*Requirement*: Omit all pictures. Copy the rest of the material exactly.

*Stored dataset items*:
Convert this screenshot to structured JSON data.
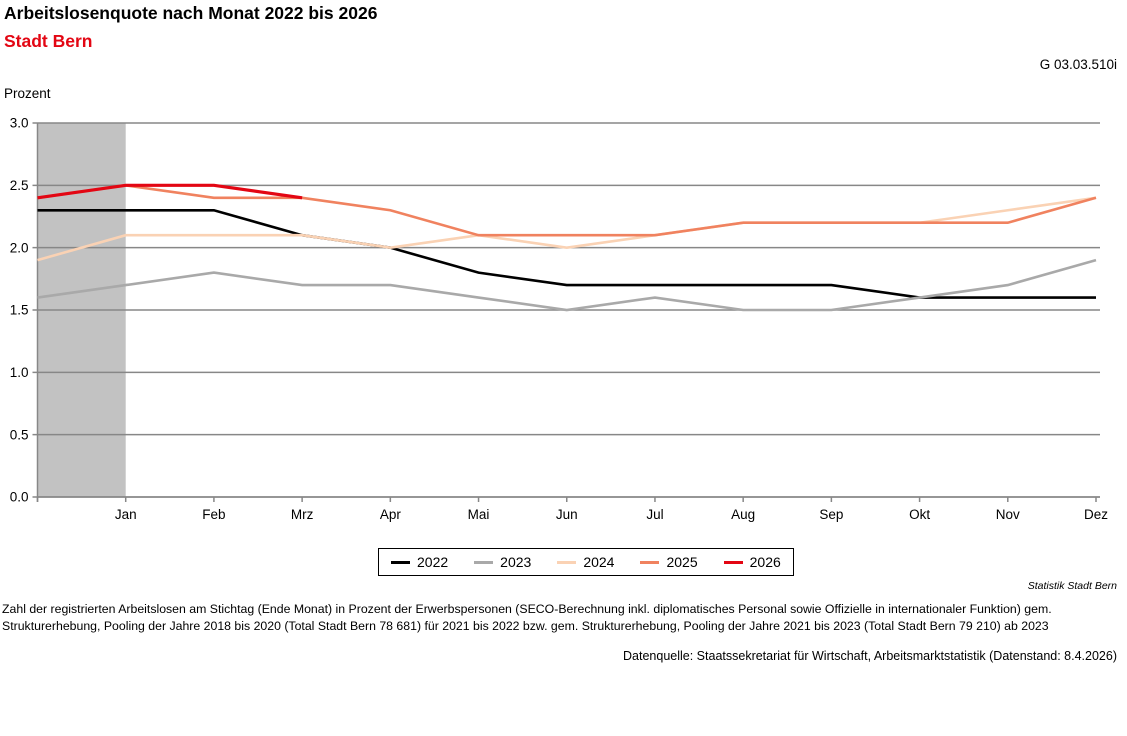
{
  "header": {
    "title": "Arbeitslosenquote nach Monat 2022 bis 2026",
    "subtitle": "Stadt Bern",
    "subtitle_color": "#e30613",
    "figure_code": "G 03.03.510i"
  },
  "chart_data": {
    "type": "line",
    "title": "Arbeitslosenquote nach Monat 2022 bis 2026",
    "subtitle": "Stadt Bern",
    "ylabel": "Prozent",
    "ylim": [
      0.0,
      3.0
    ],
    "ytick_step": 0.5,
    "ytick_labels": [
      "0.0",
      "0.5",
      "1.0",
      "1.5",
      "2.0",
      "2.5",
      "3.0"
    ],
    "x_labels": [
      "Jan",
      "Feb",
      "Mrz",
      "Apr",
      "Mai",
      "Jun",
      "Jul",
      "Aug",
      "Sep",
      "Okt",
      "Nov",
      "Dez"
    ],
    "x_start_note": "each series starts at the left plot edge with the previous year's December value",
    "grid": true,
    "axis_color": "#878787",
    "legend_position": "bottom-center",
    "highlight_band": {
      "from": "plot-left-edge",
      "to": "Jan",
      "color": "#c2c2c2"
    },
    "series": [
      {
        "name": "2022",
        "color": "#000000",
        "values_with_prev_dec": [
          2.3,
          2.3,
          2.3,
          2.1,
          2.0,
          1.8,
          1.7,
          1.7,
          1.7,
          1.7,
          1.6,
          1.6,
          1.6
        ]
      },
      {
        "name": "2023",
        "color": "#a9a9a9",
        "values_with_prev_dec": [
          1.6,
          1.7,
          1.8,
          1.7,
          1.7,
          1.6,
          1.5,
          1.6,
          1.5,
          1.5,
          1.6,
          1.7,
          1.9
        ]
      },
      {
        "name": "2024",
        "color": "#fad2b4",
        "values_with_prev_dec": [
          1.9,
          2.1,
          2.1,
          2.1,
          2.0,
          2.1,
          2.0,
          2.1,
          2.2,
          2.2,
          2.2,
          2.3,
          2.4
        ]
      },
      {
        "name": "2025",
        "color": "#f0825f",
        "values_with_prev_dec": [
          2.4,
          2.5,
          2.4,
          2.4,
          2.3,
          2.1,
          2.1,
          2.1,
          2.2,
          2.2,
          2.2,
          2.2,
          2.4
        ]
      },
      {
        "name": "2026",
        "color": "#e30613",
        "values_with_prev_dec": [
          2.4,
          2.5,
          2.5,
          2.4
        ]
      }
    ]
  },
  "footer": {
    "publisher": "Statistik Stadt Bern",
    "footnote_line1": "Zahl der registrierten Arbeitslosen am Stichtag (Ende Monat) in Prozent der Erwerbspersonen (SECO-Berechnung inkl. diplomatisches Personal sowie Offizielle in internationaler Funktion) gem.",
    "footnote_line2": "Strukturerhebung, Pooling der Jahre 2018 bis 2020 (Total Stadt Bern 78 681) für 2021 bis 2022 bzw. gem. Strukturerhebung, Pooling der Jahre 2021 bis 2023 (Total Stadt Bern 79 210) ab 2023",
    "datasource": "Datenquelle: Staatssekretariat für Wirtschaft, Arbeitsmarktstatistik (Datenstand: 8.4.2026)"
  }
}
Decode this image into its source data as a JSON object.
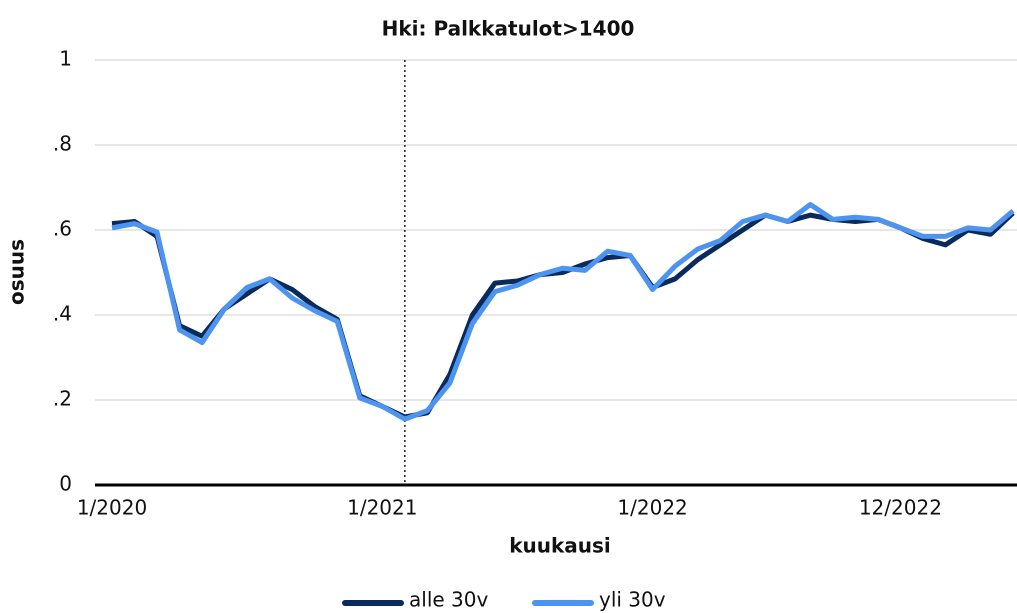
{
  "chart_data": {
    "type": "line",
    "title": "Hki: Palkkatulot>1400",
    "x_label": "kuukausi",
    "y_label": "osuus",
    "categories": [
      "1/2020",
      null,
      null,
      null,
      null,
      null,
      null,
      null,
      null,
      null,
      null,
      null,
      "1/2021",
      null,
      null,
      null,
      null,
      null,
      null,
      null,
      null,
      null,
      null,
      null,
      "1/2022",
      null,
      null,
      null,
      null,
      null,
      null,
      null,
      null,
      null,
      null,
      "12/2022",
      null,
      null,
      null,
      null,
      null
    ],
    "series": [
      {
        "name": "alle 30v",
        "color": "#0a2a5c",
        "values": [
          0.615,
          0.62,
          0.585,
          0.375,
          0.35,
          0.415,
          0.45,
          0.485,
          0.46,
          0.42,
          0.39,
          0.21,
          0.185,
          0.16,
          0.17,
          0.26,
          0.4,
          0.475,
          0.48,
          0.495,
          0.5,
          0.52,
          0.535,
          0.54,
          0.465,
          0.485,
          0.53,
          0.565,
          0.6,
          0.635,
          0.62,
          0.635,
          0.625,
          0.62,
          0.625,
          0.605,
          0.58,
          0.565,
          0.6,
          0.59,
          0.64
        ]
      },
      {
        "name": "yli 30v",
        "color": "#4d94f0",
        "values": [
          0.605,
          0.615,
          0.595,
          0.365,
          0.335,
          0.415,
          0.465,
          0.485,
          0.44,
          0.41,
          0.385,
          0.205,
          0.185,
          0.155,
          0.175,
          0.24,
          0.38,
          0.455,
          0.47,
          0.495,
          0.51,
          0.505,
          0.55,
          0.54,
          0.46,
          0.515,
          0.555,
          0.575,
          0.62,
          0.635,
          0.62,
          0.66,
          0.625,
          0.63,
          0.625,
          0.605,
          0.585,
          0.585,
          0.605,
          0.6,
          0.645
        ]
      }
    ],
    "ylim": [
      0,
      1
    ],
    "yticks": [
      0,
      {
        "value": 0.2,
        "label": ".2"
      },
      {
        "value": 0.4,
        "label": ".4"
      },
      {
        "value": 0.6,
        "label": ".6"
      },
      {
        "value": 0.8,
        "label": ".8"
      },
      1
    ],
    "grid": true,
    "reference_line": {
      "x_index": 13,
      "style": "dotted"
    },
    "legend": "bottom"
  }
}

*Answer below*:
Convert this screenshot to structured JSON data.
{
  "header": {
    "title": "Arbeitslosenquote nach Monat 2022 bis 2026",
    "subtitle": "Stadt Bern",
    "subtitle_color": "#e30613",
    "figure_code": "G 03.03.510i"
  },
  "chart_data": {
    "type": "line",
    "title": "Arbeitslosenquote nach Monat 2022 bis 2026",
    "subtitle": "Stadt Bern",
    "ylabel": "Prozent",
    "ylim": [
      0.0,
      3.0
    ],
    "ytick_step": 0.5,
    "ytick_labels": [
      "0.0",
      "0.5",
      "1.0",
      "1.5",
      "2.0",
      "2.5",
      "3.0"
    ],
    "x_labels": [
      "Jan",
      "Feb",
      "Mrz",
      "Apr",
      "Mai",
      "Jun",
      "Jul",
      "Aug",
      "Sep",
      "Okt",
      "Nov",
      "Dez"
    ],
    "x_start_note": "each series starts at the left plot edge with the previous year's December value",
    "grid": true,
    "axis_color": "#878787",
    "legend_position": "bottom-center",
    "highlight_band": {
      "from": "plot-left-edge",
      "to": "Jan",
      "color": "#c2c2c2"
    },
    "series": [
      {
        "name": "2022",
        "color": "#000000",
        "values_with_prev_dec": [
          2.3,
          2.3,
          2.3,
          2.1,
          2.0,
          1.8,
          1.7,
          1.7,
          1.7,
          1.7,
          1.6,
          1.6,
          1.6
        ]
      },
      {
        "name": "2023",
        "color": "#a9a9a9",
        "values_with_prev_dec": [
          1.6,
          1.7,
          1.8,
          1.7,
          1.7,
          1.6,
          1.5,
          1.6,
          1.5,
          1.5,
          1.6,
          1.7,
          1.9
        ]
      },
      {
        "name": "2024",
        "color": "#fad2b4",
        "values_with_prev_dec": [
          1.9,
          2.1,
          2.1,
          2.1,
          2.0,
          2.1,
          2.0,
          2.1,
          2.2,
          2.2,
          2.2,
          2.3,
          2.4
        ]
      },
      {
        "name": "2025",
        "color": "#f0825f",
        "values_with_prev_dec": [
          2.4,
          2.5,
          2.4,
          2.4,
          2.3,
          2.1,
          2.1,
          2.1,
          2.2,
          2.2,
          2.2,
          2.2,
          2.4
        ]
      },
      {
        "name": "2026",
        "color": "#e30613",
        "values_with_prev_dec": [
          2.4,
          2.5,
          2.5,
          2.4
        ]
      }
    ]
  },
  "footer": {
    "publisher": "Statistik Stadt Bern",
    "footnote_line1": "Zahl der registrierten Arbeitslosen am Stichtag (Ende Monat) in Prozent der Erwerbspersonen (SECO-Berechnung inkl. diplomatisches Personal sowie Offizielle in internationaler Funktion) gem.",
    "footnote_line2": "Strukturerhebung, Pooling der Jahre 2018 bis 2020 (Total Stadt Bern 78 681) für 2021 bis 2022 bzw. gem. Strukturerhebung, Pooling der Jahre 2021 bis 2023 (Total Stadt Bern 79 210) ab 2023",
    "datasource": "Datenquelle: Staatssekretariat für Wirtschaft, Arbeitsmarktstatistik (Datenstand: 8.4.2026)"
  }
}
Decode this image into its source data as a JSON object.
{
  "chart_data": {
    "type": "line",
    "title": "Hki: Palkkatulot>1400",
    "x_label": "kuukausi",
    "y_label": "osuus",
    "categories": [
      "1/2020",
      null,
      null,
      null,
      null,
      null,
      null,
      null,
      null,
      null,
      null,
      null,
      "1/2021",
      null,
      null,
      null,
      null,
      null,
      null,
      null,
      null,
      null,
      null,
      null,
      "1/2022",
      null,
      null,
      null,
      null,
      null,
      null,
      null,
      null,
      null,
      null,
      "12/2022",
      null,
      null,
      null,
      null,
      null
    ],
    "series": [
      {
        "name": "alle 30v",
        "color": "#0a2a5c",
        "values": [
          0.615,
          0.62,
          0.585,
          0.375,
          0.35,
          0.415,
          0.45,
          0.485,
          0.46,
          0.42,
          0.39,
          0.21,
          0.185,
          0.16,
          0.17,
          0.26,
          0.4,
          0.475,
          0.48,
          0.495,
          0.5,
          0.52,
          0.535,
          0.54,
          0.465,
          0.485,
          0.53,
          0.565,
          0.6,
          0.635,
          0.62,
          0.635,
          0.625,
          0.62,
          0.625,
          0.605,
          0.58,
          0.565,
          0.6,
          0.59,
          0.64
        ]
      },
      {
        "name": "yli 30v",
        "color": "#4d94f0",
        "values": [
          0.605,
          0.615,
          0.595,
          0.365,
          0.335,
          0.415,
          0.465,
          0.485,
          0.44,
          0.41,
          0.385,
          0.205,
          0.185,
          0.155,
          0.175,
          0.24,
          0.38,
          0.455,
          0.47,
          0.495,
          0.51,
          0.505,
          0.55,
          0.54,
          0.46,
          0.515,
          0.555,
          0.575,
          0.62,
          0.635,
          0.62,
          0.66,
          0.625,
          0.63,
          0.625,
          0.605,
          0.585,
          0.585,
          0.605,
          0.6,
          0.645
        ]
      }
    ],
    "ylim": [
      0,
      1
    ],
    "yticks": [
      0,
      {
        "value": 0.2,
        "label": ".2"
      },
      {
        "value": 0.4,
        "label": ".4"
      },
      {
        "value": 0.6,
        "label": ".6"
      },
      {
        "value": 0.8,
        "label": ".8"
      },
      1
    ],
    "grid": true,
    "reference_line": {
      "x_index": 13,
      "style": "dotted"
    },
    "legend": "bottom"
  }
}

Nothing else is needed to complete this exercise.